[Dataset items]
────────────────────

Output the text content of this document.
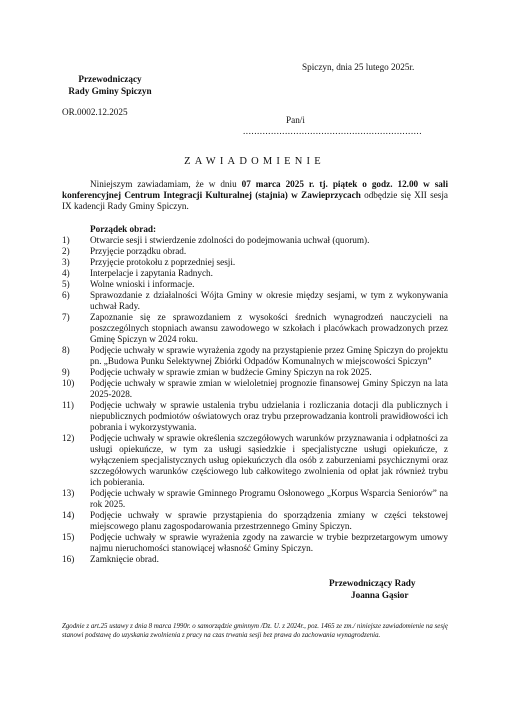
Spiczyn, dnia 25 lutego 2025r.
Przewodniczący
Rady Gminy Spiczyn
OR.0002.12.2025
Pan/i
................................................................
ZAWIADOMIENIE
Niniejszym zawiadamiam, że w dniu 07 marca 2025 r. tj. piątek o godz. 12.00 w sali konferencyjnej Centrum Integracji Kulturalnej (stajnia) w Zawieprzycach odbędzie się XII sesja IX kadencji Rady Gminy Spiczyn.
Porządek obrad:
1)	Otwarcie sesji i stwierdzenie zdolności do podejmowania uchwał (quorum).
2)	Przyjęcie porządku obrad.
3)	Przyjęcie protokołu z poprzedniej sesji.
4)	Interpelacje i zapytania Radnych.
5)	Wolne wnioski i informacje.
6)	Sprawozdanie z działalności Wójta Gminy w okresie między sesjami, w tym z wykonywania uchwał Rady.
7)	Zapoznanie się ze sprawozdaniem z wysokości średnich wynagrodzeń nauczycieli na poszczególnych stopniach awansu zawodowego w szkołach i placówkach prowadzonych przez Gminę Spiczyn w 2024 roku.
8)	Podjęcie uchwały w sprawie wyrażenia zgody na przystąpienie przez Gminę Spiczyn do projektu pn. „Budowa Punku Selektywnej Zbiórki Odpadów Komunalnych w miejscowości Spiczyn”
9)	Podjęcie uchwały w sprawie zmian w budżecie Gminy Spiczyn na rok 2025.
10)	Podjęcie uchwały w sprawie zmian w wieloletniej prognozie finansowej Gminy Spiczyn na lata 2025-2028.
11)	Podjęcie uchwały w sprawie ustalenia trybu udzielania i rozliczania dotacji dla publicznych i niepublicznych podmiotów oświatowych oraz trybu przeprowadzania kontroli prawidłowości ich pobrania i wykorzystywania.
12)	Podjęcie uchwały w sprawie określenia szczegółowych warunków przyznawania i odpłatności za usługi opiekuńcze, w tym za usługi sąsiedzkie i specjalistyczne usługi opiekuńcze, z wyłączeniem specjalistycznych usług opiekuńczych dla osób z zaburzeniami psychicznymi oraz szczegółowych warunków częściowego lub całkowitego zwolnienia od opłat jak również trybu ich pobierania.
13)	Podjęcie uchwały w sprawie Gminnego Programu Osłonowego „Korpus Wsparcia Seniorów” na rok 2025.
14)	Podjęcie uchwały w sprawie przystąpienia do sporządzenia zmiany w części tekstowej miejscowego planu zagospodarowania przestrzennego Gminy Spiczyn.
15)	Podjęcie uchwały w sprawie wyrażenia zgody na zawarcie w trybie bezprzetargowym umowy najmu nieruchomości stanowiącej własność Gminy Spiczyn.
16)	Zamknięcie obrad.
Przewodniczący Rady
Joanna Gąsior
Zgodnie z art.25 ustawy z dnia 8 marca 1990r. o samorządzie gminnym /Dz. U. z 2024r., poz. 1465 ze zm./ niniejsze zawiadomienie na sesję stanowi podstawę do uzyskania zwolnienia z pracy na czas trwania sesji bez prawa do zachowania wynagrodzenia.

────────────────────

» **Your objective**: Reproduce the data word for word, excluding its pictures.

» **The output**:
Output the text content of this document.
Spiczyn, dnia 25 lutego 2025r.
Przewodniczący
Rady Gminy Spiczyn
OR.0002.12.2025
Pan/i
................................................................
ZAWIADOMIENIE
Niniejszym zawiadamiam, że w dniu 07 marca 2025 r. tj. piątek o godz. 12.00 w sali konferencyjnej Centrum Integracji Kulturalnej (stajnia) w Zawieprzycach odbędzie się XII sesja IX kadencji Rady Gminy Spiczyn.
Porządek obrad:
1)	Otwarcie sesji i stwierdzenie zdolności do podejmowania uchwał (quorum).
2)	Przyjęcie porządku obrad.
3)	Przyjęcie protokołu z poprzedniej sesji.
4)	Interpelacje i zapytania Radnych.
5)	Wolne wnioski i informacje.
6)	Sprawozdanie z działalności Wójta Gminy w okresie między sesjami, w tym z wykonywania uchwał Rady.
7)	Zapoznanie się ze sprawozdaniem z wysokości średnich wynagrodzeń nauczycieli na poszczególnych stopniach awansu zawodowego w szkołach i placówkach prowadzonych przez Gminę Spiczyn w 2024 roku.
8)	Podjęcie uchwały w sprawie wyrażenia zgody na przystąpienie przez Gminę Spiczyn do projektu pn. „Budowa Punku Selektywnej Zbiórki Odpadów Komunalnych w miejscowości Spiczyn”
9)	Podjęcie uchwały w sprawie zmian w budżecie Gminy Spiczyn na rok 2025.
10)	Podjęcie uchwały w sprawie zmian w wieloletniej prognozie finansowej Gminy Spiczyn na lata 2025-2028.
11)	Podjęcie uchwały w sprawie ustalenia trybu udzielania i rozliczania dotacji dla publicznych i niepublicznych podmiotów oświatowych oraz trybu przeprowadzania kontroli prawidłowości ich pobrania i wykorzystywania.
12)	Podjęcie uchwały w sprawie określenia szczegółowych warunków przyznawania i odpłatności za usługi opiekuńcze, w tym za usługi sąsiedzkie i specjalistyczne usługi opiekuńcze, z wyłączeniem specjalistycznych usług opiekuńczych dla osób z zaburzeniami psychicznymi oraz szczegółowych warunków częściowego lub całkowitego zwolnienia od opłat jak również trybu ich pobierania.
13)	Podjęcie uchwały w sprawie Gminnego Programu Osłonowego „Korpus Wsparcia Seniorów” na rok 2025.
14)	Podjęcie uchwały w sprawie przystąpienia do sporządzenia zmiany w części tekstowej miejscowego planu zagospodarowania przestrzennego Gminy Spiczyn.
15)	Podjęcie uchwały w sprawie wyrażenia zgody na zawarcie w trybie bezprzetargowym umowy najmu nieruchomości stanowiącej własność Gminy Spiczyn.
16)	Zamknięcie obrad.
Przewodniczący Rady
Joanna Gąsior
Zgodnie z art.25 ustawy z dnia 8 marca 1990r. o samorządzie gminnym /Dz. U. z 2024r., poz. 1465 ze zm./ niniejsze zawiadomienie na sesję stanowi podstawę do uzyskania zwolnienia z pracy na czas trwania sesji bez prawa do zachowania wynagrodzenia.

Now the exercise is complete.